Goal =
List each line of the data that holds the string "swing", please.

Records supplied =
+++++

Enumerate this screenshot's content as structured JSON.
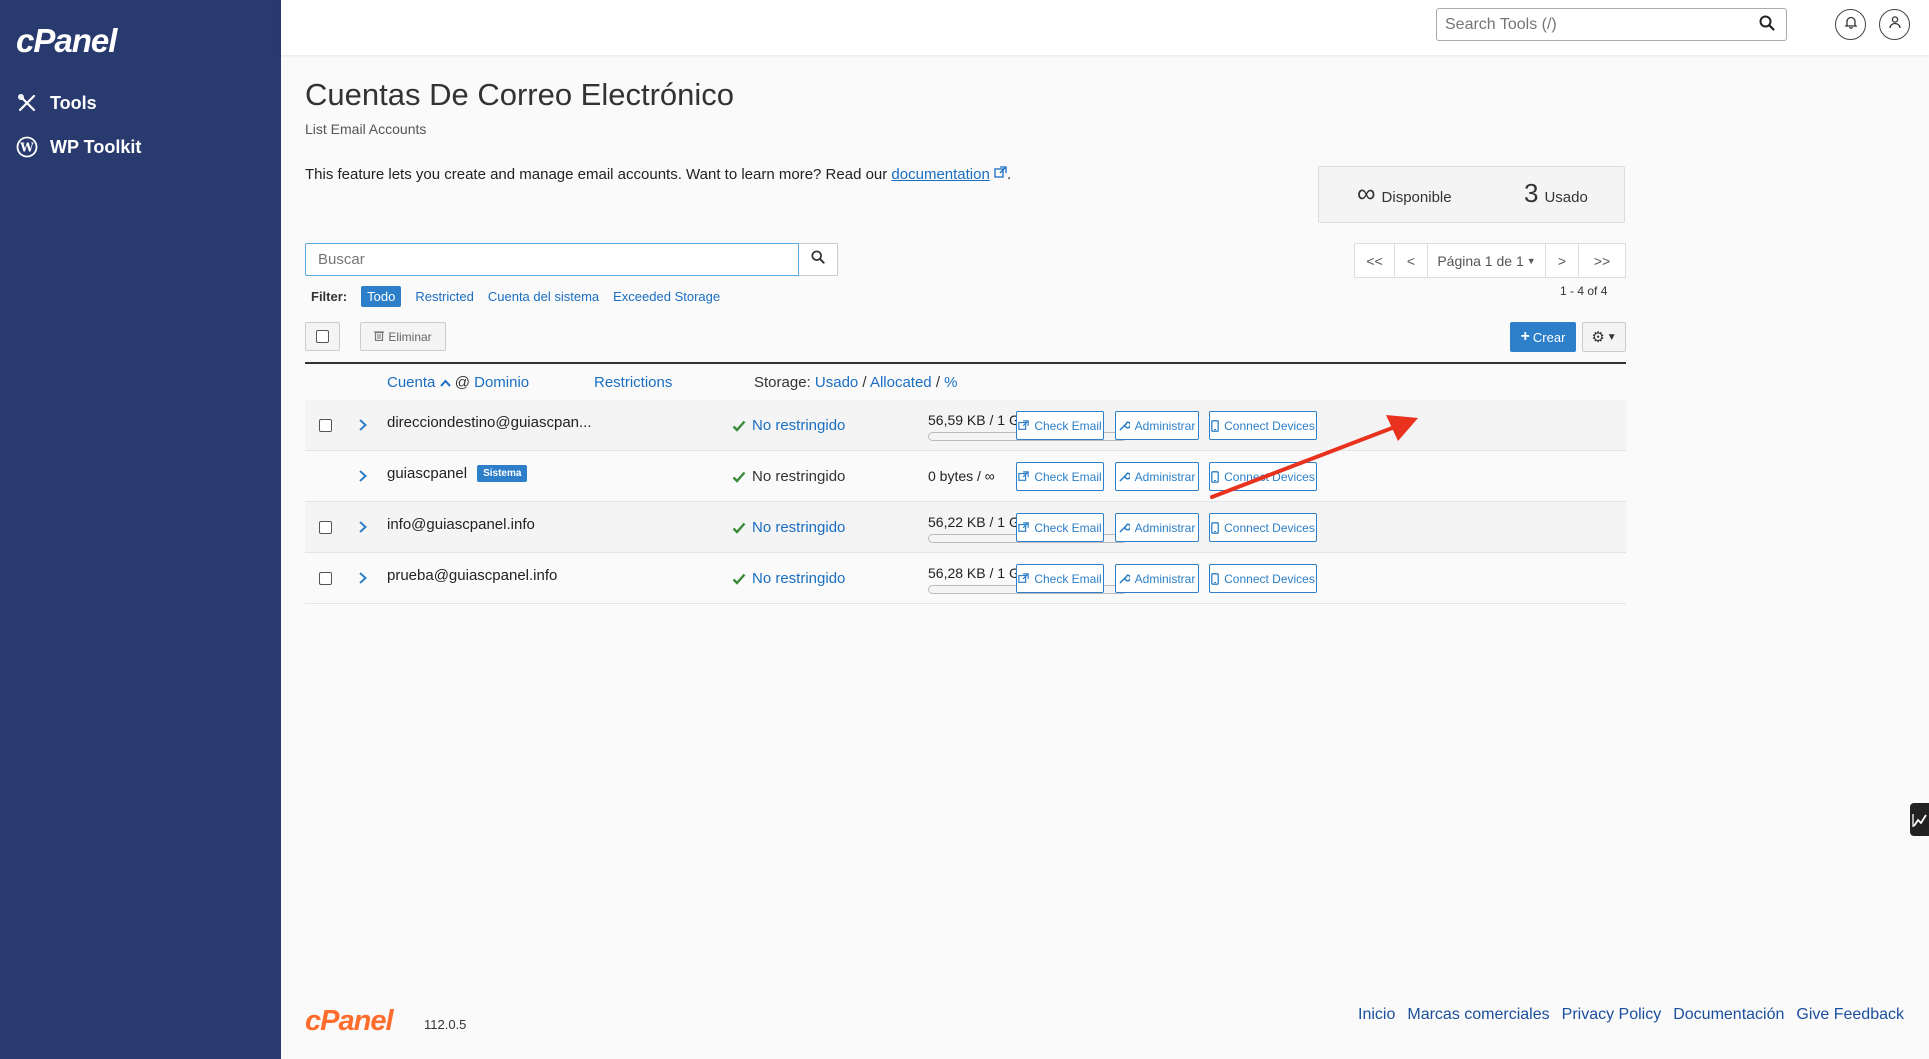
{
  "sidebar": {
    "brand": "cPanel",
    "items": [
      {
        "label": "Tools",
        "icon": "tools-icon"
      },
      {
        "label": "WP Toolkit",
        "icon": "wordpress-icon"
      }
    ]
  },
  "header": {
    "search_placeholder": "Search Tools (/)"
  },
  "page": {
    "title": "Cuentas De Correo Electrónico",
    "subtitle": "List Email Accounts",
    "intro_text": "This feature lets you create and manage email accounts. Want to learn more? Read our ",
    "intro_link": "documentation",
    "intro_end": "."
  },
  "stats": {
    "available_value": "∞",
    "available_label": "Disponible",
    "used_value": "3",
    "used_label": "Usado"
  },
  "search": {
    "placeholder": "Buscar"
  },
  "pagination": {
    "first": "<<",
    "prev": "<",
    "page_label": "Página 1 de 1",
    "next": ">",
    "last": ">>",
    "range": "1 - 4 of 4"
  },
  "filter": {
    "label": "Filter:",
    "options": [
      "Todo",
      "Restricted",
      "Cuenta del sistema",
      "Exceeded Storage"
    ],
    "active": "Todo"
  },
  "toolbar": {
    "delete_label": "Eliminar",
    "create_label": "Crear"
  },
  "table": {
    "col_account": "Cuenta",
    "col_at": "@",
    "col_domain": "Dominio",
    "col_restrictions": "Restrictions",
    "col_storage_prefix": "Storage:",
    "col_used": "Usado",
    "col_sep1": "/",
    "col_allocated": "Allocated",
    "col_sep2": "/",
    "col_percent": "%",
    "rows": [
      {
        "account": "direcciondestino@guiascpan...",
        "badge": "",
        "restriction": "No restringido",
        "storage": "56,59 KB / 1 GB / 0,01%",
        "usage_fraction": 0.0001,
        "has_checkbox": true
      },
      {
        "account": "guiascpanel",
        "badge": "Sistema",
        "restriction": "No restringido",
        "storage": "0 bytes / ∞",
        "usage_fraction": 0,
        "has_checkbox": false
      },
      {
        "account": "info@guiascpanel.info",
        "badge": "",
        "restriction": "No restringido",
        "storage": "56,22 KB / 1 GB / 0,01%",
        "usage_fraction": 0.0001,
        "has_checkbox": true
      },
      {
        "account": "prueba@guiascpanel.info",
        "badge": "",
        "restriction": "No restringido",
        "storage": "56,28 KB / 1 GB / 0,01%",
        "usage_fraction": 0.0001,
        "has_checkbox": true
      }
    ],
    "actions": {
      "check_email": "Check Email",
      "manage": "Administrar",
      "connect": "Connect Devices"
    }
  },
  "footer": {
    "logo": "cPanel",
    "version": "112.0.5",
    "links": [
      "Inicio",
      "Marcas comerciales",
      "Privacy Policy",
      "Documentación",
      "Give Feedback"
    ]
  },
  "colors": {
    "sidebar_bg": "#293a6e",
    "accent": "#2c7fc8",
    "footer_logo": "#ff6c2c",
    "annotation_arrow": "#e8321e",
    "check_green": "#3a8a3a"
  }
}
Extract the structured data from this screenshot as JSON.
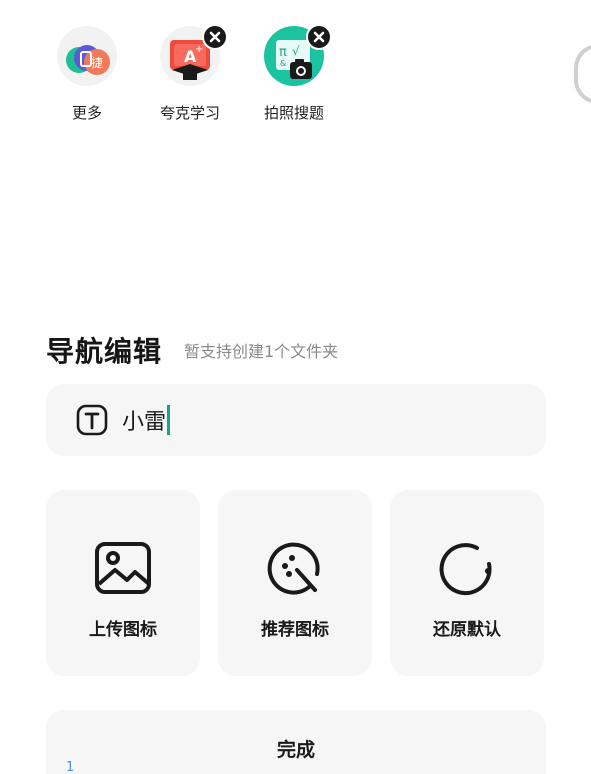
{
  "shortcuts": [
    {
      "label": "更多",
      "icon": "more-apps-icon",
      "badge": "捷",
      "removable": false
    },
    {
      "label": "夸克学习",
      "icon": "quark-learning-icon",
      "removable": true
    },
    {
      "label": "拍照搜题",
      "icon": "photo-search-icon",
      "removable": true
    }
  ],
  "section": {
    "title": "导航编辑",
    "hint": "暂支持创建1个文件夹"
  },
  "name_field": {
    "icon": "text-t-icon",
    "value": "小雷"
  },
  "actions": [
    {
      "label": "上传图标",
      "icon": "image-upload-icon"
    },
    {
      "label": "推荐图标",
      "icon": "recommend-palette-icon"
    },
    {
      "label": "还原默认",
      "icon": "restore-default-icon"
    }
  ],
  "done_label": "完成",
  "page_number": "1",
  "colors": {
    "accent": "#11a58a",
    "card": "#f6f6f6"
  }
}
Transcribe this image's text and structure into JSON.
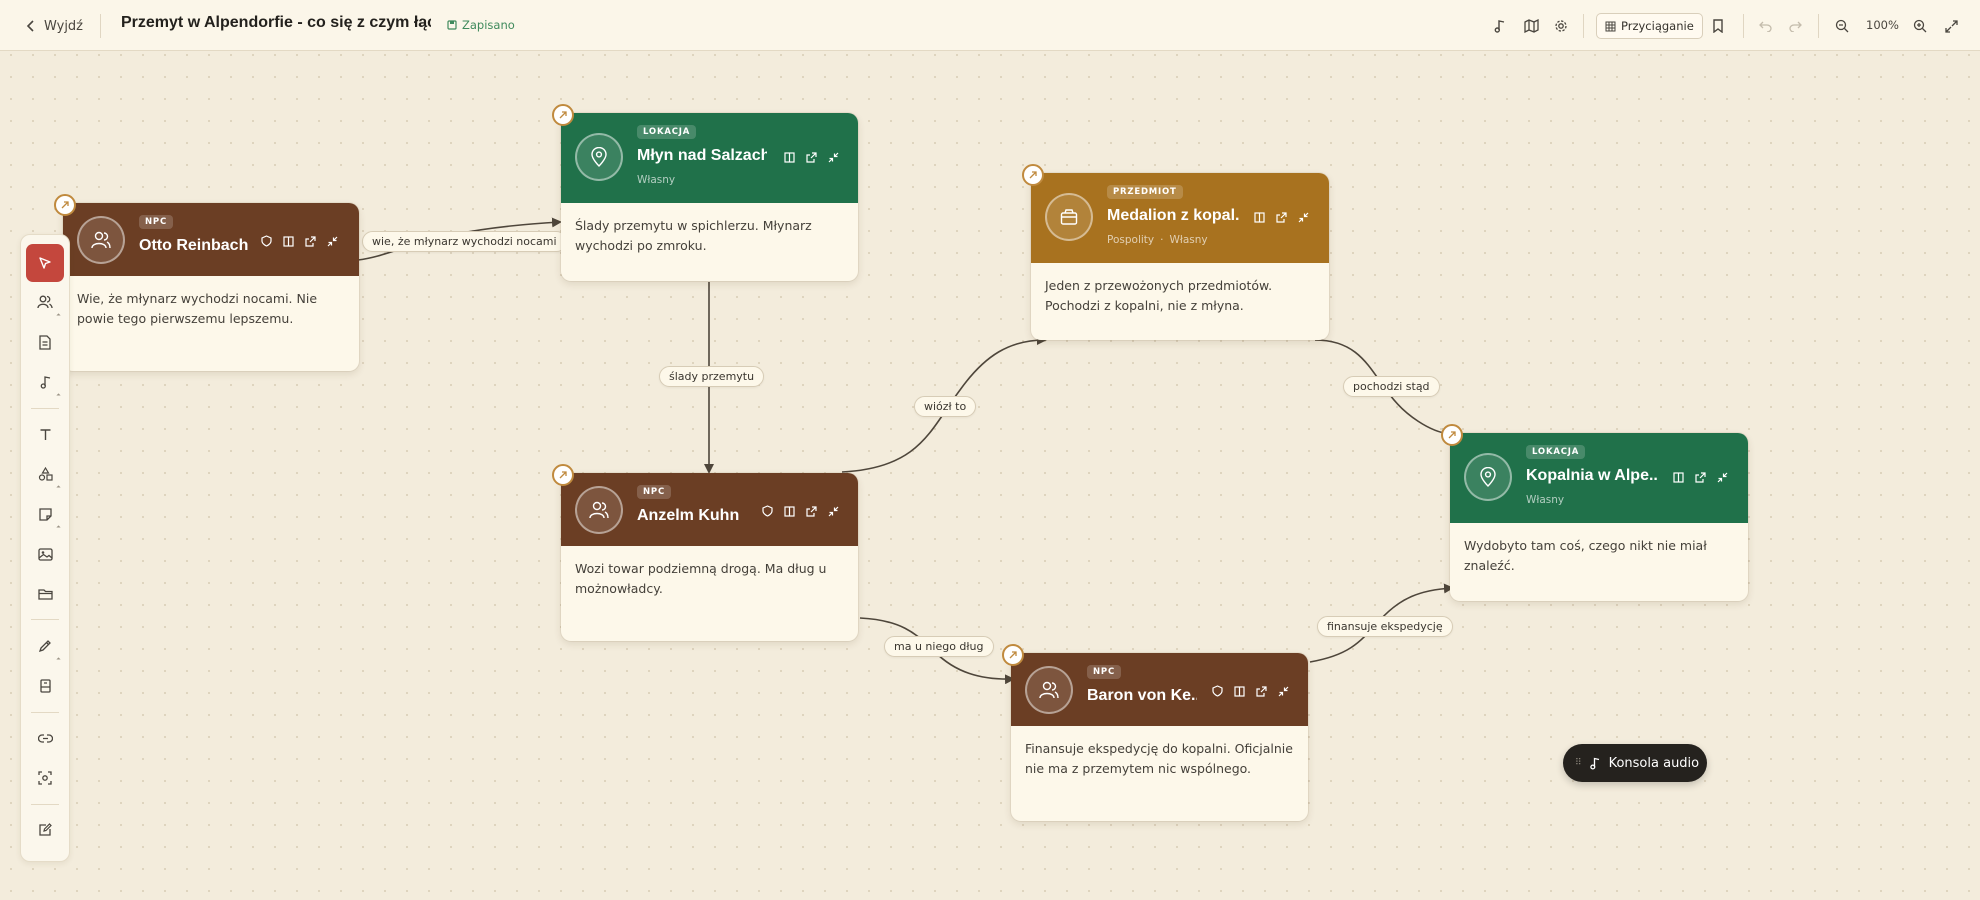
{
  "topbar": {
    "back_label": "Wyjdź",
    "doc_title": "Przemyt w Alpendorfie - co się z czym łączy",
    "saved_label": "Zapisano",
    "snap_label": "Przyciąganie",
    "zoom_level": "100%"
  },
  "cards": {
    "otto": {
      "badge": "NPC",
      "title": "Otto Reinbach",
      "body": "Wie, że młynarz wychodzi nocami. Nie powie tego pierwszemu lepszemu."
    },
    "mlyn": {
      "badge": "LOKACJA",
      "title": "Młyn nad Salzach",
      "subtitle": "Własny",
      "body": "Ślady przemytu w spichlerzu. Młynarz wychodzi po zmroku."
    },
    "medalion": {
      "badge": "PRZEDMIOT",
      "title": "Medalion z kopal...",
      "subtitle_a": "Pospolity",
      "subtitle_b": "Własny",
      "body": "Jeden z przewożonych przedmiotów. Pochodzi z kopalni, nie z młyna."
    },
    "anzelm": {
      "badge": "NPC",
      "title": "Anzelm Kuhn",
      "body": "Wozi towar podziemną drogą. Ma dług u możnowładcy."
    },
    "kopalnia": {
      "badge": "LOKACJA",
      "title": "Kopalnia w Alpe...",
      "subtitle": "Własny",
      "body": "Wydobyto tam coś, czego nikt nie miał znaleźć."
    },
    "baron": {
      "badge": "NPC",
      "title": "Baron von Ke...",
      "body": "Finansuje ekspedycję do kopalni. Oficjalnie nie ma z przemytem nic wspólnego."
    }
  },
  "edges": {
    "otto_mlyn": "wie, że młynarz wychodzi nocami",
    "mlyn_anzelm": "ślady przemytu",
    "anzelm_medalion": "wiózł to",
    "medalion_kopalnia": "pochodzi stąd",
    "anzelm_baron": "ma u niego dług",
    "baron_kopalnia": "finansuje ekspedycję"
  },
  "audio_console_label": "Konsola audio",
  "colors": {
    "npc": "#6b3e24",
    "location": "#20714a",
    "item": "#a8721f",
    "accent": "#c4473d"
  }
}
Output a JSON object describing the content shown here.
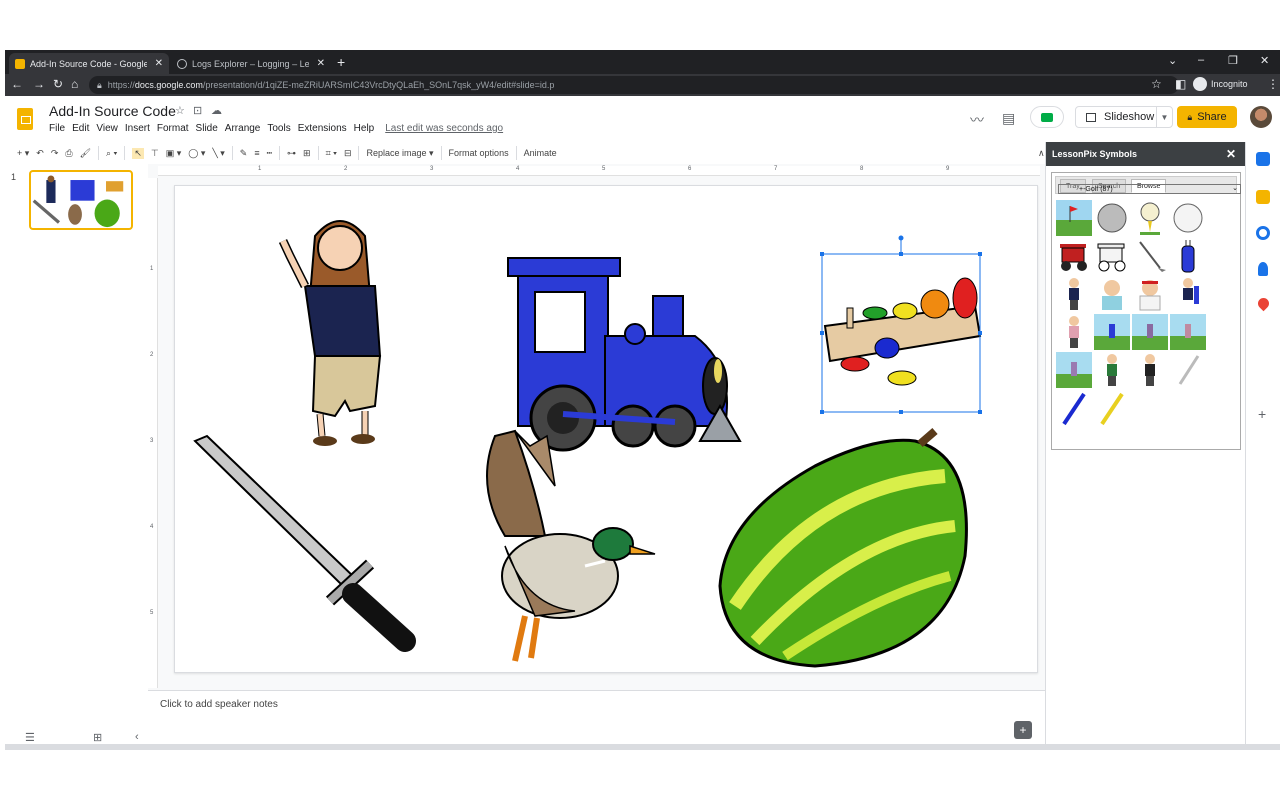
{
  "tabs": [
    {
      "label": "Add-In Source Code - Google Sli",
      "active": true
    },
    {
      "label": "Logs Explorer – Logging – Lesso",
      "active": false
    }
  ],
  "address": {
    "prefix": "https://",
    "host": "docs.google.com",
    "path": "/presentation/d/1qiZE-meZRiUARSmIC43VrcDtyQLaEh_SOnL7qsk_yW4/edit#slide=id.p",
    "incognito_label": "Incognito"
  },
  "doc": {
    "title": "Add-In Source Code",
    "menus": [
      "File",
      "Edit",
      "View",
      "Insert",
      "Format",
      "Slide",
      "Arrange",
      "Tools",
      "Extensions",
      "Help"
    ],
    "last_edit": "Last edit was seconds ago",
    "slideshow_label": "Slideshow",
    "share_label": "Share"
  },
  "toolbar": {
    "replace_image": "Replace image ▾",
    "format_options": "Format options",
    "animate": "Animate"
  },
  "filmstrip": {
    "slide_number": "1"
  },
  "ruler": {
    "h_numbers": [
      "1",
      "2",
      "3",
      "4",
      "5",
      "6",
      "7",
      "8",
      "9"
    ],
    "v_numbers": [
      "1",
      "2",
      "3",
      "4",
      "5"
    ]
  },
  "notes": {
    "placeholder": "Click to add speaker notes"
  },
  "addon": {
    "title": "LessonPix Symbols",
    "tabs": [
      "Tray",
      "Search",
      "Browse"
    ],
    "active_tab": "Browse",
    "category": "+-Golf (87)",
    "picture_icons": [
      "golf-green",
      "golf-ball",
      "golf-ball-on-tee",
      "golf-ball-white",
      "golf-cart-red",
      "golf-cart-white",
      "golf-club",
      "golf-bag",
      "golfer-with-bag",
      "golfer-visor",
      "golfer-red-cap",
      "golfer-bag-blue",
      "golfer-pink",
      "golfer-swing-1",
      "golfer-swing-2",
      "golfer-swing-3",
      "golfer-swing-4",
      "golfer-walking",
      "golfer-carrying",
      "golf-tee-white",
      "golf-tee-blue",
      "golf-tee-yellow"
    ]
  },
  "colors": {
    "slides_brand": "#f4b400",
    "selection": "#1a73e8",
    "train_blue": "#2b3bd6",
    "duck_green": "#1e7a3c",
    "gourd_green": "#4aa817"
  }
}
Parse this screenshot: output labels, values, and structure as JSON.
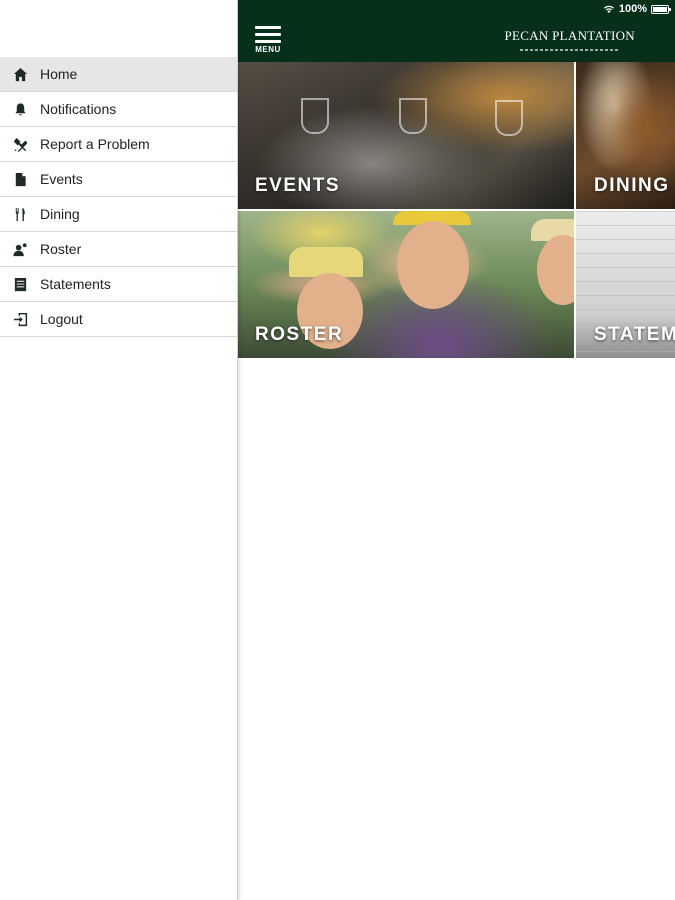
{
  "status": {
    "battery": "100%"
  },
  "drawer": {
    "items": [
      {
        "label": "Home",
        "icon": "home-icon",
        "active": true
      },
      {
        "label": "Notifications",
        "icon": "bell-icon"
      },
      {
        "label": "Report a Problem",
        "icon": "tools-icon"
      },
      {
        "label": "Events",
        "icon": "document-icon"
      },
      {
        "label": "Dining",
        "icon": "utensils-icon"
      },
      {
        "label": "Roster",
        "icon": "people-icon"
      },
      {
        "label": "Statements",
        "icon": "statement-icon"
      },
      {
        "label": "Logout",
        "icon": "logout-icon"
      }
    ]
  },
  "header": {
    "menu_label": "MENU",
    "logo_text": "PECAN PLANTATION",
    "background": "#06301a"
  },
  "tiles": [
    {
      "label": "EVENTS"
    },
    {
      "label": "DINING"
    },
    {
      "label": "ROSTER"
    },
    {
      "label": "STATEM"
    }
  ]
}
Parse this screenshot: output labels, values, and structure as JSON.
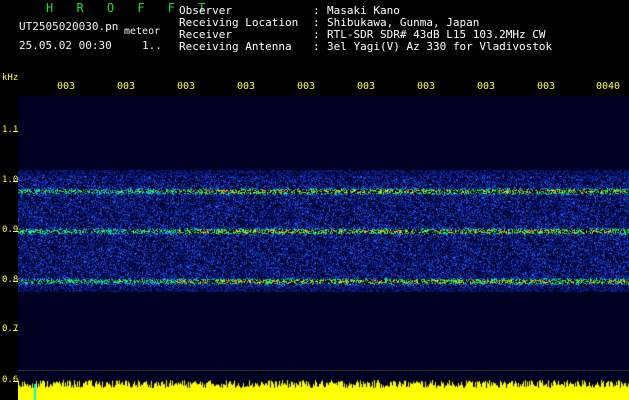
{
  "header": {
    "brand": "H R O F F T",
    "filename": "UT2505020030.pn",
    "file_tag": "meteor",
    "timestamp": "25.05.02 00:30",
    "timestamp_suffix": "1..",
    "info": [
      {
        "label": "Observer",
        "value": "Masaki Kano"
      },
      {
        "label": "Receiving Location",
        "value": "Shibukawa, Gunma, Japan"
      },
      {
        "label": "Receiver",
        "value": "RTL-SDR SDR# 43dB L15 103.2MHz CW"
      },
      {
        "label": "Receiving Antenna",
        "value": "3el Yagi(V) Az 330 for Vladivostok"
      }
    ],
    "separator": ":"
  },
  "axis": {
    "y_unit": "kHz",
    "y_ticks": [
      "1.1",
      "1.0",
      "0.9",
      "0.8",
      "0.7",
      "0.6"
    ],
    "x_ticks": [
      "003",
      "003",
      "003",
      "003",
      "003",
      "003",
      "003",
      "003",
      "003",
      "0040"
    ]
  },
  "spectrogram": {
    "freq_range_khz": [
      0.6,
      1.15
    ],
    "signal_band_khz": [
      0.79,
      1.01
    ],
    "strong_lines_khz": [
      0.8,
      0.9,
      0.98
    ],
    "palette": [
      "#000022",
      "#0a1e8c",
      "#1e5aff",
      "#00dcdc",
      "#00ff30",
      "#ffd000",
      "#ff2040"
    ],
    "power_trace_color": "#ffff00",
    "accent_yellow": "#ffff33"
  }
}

+++++

Answer to this problem =
      "golfer-swing-1",
      "golfer-swing-2",
      "golfer-swing-3",
      "golfer-swing-4",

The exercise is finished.